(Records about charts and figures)
* * * * *

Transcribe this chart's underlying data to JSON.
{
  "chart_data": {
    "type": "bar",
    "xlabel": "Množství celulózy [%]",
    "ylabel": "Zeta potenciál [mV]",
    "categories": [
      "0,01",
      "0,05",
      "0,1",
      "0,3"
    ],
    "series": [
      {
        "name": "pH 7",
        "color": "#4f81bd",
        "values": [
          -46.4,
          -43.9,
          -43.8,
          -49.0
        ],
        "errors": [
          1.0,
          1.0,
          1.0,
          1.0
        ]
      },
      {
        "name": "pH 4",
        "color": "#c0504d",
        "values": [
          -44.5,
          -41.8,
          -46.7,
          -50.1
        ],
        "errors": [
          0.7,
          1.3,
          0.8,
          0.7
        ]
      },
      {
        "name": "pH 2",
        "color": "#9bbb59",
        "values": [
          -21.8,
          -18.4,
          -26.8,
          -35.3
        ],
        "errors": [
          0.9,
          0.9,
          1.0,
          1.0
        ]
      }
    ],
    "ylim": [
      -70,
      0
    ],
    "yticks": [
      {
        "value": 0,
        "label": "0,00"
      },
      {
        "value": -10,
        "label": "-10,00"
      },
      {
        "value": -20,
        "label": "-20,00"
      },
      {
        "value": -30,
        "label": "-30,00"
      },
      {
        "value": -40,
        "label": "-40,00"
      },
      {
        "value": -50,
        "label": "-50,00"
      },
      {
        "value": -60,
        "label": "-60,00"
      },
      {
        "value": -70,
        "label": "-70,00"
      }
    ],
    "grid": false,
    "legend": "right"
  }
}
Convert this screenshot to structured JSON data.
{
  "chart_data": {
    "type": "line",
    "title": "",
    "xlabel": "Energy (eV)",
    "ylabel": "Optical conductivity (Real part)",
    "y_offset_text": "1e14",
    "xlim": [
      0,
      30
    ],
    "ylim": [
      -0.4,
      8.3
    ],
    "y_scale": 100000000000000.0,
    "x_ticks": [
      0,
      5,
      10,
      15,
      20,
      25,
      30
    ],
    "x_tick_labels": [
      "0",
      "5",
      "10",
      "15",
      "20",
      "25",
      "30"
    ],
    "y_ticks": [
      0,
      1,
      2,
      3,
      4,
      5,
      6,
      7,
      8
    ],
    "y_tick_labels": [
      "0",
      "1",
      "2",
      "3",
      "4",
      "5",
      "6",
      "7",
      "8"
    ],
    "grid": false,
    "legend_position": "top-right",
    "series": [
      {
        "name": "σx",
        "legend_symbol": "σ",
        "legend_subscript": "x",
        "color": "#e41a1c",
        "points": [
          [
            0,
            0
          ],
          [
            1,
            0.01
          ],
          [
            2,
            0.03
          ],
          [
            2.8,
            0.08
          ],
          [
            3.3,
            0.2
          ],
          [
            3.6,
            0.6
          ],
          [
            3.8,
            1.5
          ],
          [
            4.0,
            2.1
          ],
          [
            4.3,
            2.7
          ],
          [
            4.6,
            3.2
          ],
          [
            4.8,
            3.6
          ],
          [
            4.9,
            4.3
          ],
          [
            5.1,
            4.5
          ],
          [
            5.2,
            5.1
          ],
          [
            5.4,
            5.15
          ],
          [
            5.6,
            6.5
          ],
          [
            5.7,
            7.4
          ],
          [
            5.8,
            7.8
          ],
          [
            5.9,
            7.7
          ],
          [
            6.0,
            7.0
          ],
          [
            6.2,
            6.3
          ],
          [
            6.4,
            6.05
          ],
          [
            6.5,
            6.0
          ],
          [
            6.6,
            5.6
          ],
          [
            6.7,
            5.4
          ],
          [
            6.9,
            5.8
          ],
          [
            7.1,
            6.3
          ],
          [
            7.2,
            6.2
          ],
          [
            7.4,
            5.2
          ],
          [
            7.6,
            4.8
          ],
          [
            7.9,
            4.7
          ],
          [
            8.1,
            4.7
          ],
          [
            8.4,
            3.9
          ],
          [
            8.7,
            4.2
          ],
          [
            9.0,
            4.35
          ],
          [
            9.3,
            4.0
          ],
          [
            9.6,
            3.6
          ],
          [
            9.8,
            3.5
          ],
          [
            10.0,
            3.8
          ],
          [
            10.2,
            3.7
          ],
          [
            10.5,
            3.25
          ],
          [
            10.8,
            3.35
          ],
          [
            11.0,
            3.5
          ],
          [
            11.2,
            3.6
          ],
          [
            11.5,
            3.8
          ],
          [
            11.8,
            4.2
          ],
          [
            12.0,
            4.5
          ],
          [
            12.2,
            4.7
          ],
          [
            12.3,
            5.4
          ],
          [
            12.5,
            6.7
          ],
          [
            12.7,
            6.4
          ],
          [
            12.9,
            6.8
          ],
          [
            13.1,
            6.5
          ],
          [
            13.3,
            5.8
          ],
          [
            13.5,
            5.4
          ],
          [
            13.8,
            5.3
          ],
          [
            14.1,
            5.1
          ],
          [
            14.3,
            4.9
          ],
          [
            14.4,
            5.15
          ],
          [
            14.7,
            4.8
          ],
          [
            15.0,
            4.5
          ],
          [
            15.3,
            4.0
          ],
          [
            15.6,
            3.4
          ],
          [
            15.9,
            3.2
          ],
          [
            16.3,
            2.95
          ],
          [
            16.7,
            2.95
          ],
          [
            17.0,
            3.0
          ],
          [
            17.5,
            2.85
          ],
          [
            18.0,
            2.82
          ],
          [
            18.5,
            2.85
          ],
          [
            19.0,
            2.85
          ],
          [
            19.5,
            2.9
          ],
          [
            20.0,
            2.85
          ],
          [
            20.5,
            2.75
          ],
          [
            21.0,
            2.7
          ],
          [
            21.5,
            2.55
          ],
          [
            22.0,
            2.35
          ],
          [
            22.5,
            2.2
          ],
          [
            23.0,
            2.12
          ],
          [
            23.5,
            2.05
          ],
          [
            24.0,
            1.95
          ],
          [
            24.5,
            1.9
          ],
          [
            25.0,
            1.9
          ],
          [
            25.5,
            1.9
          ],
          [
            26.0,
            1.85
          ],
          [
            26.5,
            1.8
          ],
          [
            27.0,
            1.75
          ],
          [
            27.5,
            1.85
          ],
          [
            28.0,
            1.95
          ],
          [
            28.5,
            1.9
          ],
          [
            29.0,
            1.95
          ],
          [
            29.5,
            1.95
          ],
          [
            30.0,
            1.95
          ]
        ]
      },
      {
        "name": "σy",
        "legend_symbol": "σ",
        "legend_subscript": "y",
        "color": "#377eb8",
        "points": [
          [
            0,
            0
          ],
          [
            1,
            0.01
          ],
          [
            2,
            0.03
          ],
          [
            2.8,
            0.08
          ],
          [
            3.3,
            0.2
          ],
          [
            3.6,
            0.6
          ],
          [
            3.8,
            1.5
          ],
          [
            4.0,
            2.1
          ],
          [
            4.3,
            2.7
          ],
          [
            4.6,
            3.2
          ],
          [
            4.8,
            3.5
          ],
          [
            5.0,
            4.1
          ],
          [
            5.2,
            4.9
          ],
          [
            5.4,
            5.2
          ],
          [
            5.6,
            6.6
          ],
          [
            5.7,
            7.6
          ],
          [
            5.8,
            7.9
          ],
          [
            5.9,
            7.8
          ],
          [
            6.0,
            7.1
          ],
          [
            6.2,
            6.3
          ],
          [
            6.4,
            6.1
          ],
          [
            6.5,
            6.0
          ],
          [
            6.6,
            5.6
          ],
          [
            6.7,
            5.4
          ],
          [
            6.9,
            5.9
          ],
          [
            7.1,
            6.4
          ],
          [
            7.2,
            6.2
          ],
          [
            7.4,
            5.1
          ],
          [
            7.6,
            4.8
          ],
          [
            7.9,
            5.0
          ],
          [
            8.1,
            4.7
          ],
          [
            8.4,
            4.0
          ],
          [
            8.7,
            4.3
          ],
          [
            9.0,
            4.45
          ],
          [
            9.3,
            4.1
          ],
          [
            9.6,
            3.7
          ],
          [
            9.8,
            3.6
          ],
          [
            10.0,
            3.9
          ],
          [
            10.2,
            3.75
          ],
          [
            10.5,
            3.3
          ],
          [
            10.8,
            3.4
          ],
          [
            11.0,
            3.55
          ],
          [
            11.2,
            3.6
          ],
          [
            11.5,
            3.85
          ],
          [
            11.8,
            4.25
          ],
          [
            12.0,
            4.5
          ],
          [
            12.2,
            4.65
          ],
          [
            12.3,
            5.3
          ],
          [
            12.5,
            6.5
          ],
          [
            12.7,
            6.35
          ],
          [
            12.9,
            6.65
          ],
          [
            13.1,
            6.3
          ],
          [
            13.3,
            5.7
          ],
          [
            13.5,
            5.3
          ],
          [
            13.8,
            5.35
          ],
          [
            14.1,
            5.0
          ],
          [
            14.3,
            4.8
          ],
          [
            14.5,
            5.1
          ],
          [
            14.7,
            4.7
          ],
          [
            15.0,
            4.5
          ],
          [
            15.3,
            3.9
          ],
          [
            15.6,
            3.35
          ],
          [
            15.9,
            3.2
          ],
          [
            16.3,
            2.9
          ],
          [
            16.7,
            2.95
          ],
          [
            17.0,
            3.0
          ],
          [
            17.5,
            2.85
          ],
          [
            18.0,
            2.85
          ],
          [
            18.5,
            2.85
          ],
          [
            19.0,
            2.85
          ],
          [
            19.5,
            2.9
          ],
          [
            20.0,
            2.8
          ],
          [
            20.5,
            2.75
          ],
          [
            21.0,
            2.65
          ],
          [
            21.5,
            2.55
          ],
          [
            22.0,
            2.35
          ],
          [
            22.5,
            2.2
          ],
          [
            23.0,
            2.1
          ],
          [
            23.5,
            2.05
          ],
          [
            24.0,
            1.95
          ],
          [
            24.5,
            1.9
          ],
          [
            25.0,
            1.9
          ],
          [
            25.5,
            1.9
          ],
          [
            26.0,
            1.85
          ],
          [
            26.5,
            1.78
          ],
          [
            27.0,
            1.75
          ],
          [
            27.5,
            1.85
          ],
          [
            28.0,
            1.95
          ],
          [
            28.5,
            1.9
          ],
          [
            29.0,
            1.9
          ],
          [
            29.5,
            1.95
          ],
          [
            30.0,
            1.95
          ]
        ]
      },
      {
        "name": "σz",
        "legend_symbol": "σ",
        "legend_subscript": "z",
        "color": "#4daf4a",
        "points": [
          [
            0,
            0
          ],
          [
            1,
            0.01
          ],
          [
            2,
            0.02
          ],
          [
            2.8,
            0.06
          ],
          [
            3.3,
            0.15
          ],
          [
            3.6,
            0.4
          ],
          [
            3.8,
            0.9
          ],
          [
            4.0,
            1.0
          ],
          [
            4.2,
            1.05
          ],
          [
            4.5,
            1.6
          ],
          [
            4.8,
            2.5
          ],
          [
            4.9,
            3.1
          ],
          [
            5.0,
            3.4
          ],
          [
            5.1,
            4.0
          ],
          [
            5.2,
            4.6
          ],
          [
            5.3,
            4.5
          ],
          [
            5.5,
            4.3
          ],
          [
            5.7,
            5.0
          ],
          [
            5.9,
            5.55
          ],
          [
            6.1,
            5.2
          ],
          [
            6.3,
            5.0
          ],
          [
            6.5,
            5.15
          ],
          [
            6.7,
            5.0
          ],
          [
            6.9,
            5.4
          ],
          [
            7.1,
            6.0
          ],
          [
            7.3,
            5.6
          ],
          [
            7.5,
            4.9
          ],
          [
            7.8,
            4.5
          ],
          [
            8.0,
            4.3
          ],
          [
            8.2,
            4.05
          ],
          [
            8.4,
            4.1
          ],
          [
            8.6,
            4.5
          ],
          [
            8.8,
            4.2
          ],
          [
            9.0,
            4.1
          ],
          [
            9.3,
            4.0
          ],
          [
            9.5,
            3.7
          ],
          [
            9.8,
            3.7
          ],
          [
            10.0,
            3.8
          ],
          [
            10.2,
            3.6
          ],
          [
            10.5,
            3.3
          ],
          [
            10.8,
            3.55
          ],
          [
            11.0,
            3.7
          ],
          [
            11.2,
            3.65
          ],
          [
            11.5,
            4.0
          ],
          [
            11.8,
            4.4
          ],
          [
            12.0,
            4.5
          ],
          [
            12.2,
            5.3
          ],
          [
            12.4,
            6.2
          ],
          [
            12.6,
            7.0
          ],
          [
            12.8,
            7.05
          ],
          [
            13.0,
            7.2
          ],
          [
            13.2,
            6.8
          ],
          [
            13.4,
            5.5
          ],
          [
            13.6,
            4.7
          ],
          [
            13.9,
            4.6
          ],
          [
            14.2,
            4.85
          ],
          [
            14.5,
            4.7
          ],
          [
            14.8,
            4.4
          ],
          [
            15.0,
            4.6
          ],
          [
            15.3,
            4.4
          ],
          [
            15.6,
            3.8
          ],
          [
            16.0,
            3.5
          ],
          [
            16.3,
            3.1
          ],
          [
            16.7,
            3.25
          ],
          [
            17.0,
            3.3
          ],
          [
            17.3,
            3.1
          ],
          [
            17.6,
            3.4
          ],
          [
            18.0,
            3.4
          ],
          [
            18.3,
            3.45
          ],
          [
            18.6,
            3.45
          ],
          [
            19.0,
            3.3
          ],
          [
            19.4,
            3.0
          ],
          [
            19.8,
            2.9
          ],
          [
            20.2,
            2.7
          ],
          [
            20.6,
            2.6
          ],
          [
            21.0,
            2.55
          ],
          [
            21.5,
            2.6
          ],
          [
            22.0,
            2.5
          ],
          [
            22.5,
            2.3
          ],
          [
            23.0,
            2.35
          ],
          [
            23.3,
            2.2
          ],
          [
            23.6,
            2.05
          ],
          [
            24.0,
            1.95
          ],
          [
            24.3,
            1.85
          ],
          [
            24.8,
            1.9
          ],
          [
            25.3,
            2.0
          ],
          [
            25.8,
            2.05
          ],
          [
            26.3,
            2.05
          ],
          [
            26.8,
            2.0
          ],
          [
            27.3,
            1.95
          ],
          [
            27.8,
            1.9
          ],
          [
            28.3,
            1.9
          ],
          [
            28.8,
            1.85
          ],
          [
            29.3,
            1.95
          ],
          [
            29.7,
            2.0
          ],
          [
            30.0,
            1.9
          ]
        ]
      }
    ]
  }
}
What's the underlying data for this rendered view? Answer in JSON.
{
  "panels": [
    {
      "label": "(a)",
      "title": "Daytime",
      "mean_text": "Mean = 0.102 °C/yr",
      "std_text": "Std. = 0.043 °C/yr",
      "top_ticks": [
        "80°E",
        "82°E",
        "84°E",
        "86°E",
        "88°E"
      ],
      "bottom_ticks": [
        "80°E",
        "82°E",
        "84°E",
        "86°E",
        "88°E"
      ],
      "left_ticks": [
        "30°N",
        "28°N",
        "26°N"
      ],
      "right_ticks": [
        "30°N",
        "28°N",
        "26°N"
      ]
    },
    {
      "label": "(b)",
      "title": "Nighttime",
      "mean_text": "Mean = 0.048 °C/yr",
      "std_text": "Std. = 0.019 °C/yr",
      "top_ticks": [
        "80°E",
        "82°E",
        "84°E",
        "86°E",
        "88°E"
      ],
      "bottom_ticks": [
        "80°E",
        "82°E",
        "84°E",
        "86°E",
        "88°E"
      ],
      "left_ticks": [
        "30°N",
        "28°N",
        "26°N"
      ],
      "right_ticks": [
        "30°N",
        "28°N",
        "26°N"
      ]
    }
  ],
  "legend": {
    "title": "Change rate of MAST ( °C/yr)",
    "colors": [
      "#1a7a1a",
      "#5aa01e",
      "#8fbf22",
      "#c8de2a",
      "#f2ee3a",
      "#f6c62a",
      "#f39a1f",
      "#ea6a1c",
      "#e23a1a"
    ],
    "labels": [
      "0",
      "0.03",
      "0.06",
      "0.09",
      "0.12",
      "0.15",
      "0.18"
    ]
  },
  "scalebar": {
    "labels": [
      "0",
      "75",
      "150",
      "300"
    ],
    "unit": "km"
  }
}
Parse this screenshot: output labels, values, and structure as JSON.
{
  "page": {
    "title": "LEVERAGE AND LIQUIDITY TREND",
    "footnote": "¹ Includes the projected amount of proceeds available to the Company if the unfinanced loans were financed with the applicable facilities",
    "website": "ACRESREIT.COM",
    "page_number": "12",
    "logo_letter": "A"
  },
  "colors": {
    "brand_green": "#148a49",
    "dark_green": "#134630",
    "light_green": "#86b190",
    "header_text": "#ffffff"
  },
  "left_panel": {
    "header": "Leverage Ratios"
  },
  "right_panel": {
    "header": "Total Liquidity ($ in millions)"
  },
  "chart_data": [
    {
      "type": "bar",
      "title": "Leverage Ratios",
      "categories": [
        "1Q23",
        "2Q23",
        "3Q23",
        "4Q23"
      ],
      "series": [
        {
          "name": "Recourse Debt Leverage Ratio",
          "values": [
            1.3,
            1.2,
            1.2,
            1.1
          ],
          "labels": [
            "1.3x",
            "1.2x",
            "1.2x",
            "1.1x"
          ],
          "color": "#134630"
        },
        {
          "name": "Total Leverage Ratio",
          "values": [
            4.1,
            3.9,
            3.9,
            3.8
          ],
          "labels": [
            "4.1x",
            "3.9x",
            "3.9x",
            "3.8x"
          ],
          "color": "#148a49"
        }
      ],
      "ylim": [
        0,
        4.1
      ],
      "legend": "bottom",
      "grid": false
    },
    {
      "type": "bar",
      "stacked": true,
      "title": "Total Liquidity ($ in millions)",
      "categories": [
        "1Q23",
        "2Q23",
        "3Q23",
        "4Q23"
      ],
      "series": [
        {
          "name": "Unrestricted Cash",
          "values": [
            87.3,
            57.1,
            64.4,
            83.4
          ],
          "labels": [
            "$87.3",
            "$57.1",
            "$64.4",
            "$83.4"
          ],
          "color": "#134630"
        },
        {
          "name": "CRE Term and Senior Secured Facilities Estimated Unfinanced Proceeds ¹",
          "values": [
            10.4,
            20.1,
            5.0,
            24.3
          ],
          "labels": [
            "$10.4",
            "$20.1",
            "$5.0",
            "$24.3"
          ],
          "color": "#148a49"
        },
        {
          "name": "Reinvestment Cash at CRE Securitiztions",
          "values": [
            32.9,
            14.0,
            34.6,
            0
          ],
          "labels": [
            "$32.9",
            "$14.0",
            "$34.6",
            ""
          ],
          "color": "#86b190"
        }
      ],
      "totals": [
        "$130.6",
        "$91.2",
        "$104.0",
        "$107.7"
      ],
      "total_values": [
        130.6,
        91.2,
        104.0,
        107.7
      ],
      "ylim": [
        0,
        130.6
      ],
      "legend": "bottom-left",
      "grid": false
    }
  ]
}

* * * * *

● Goal of the exercise
Pull out each line holding the string "ylabel".

● Solution below
    "ylabel": "Zeta potenciál [mV]",
    "ylabel": "Optical conductivity (Real part)",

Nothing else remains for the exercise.